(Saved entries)
----------

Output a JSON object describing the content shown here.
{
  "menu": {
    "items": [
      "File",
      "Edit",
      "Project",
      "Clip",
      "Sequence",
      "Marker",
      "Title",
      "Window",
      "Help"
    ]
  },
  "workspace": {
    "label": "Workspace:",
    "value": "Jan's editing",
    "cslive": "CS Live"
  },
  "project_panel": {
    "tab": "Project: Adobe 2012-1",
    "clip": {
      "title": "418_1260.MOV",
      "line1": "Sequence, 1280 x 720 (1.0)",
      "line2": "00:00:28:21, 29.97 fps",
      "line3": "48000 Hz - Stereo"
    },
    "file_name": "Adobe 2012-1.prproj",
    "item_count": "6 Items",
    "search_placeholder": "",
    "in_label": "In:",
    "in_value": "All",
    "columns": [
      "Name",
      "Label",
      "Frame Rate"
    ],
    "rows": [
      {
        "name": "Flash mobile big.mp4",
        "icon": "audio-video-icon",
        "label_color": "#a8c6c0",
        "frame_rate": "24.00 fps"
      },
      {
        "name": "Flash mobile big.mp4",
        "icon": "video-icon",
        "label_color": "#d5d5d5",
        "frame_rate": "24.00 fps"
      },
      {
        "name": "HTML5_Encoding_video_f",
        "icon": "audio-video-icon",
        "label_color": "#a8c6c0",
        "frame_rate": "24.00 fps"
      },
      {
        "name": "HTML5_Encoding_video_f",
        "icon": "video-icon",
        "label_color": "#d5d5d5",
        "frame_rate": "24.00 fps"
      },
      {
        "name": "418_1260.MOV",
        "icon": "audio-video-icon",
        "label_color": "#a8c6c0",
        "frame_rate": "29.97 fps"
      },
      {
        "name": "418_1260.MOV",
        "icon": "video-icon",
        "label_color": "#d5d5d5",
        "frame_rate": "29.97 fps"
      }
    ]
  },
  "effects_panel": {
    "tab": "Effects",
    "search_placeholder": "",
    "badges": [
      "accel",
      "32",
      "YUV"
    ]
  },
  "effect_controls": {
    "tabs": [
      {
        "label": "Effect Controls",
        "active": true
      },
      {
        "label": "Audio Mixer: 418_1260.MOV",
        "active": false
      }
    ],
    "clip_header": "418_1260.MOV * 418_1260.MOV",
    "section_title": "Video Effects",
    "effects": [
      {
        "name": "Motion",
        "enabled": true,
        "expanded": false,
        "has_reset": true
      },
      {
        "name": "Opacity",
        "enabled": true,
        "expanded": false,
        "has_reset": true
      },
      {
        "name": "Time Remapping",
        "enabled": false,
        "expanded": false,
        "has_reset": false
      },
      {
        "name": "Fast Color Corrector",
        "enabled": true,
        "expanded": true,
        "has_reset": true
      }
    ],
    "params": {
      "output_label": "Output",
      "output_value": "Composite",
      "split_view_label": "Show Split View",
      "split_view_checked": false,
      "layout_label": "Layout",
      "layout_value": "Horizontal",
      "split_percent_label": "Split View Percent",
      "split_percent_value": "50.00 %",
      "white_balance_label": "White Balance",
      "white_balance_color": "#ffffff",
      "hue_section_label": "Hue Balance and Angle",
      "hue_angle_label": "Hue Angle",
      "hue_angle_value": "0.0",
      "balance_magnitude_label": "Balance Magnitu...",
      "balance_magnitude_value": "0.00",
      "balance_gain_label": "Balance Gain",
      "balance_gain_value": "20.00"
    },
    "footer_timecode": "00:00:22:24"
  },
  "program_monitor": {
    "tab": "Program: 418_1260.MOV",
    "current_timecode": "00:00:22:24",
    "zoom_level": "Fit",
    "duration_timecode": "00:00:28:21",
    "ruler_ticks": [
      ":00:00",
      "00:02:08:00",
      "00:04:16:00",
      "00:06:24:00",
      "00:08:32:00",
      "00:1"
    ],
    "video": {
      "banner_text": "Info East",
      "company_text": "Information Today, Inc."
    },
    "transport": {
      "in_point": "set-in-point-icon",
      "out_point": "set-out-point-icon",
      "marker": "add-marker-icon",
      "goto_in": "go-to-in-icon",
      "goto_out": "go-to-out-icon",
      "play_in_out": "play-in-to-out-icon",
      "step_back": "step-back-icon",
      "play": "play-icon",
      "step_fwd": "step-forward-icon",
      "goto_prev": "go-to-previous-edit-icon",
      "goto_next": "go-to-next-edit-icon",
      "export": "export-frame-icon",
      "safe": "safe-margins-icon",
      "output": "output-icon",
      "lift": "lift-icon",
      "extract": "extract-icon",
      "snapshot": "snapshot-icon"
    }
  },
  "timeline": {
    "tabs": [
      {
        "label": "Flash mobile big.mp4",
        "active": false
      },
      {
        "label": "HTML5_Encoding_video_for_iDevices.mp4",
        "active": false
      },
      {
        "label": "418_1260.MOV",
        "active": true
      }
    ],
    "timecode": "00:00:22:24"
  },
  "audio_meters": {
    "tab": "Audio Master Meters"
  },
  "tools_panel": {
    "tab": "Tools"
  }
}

----------

**What is asked**
Your task is to gather all lines from the entries above that hold the word "Sequence".

**Written response**
      "Sequence",
      "line1": "Sequence, 1280 x 720 (1.0)",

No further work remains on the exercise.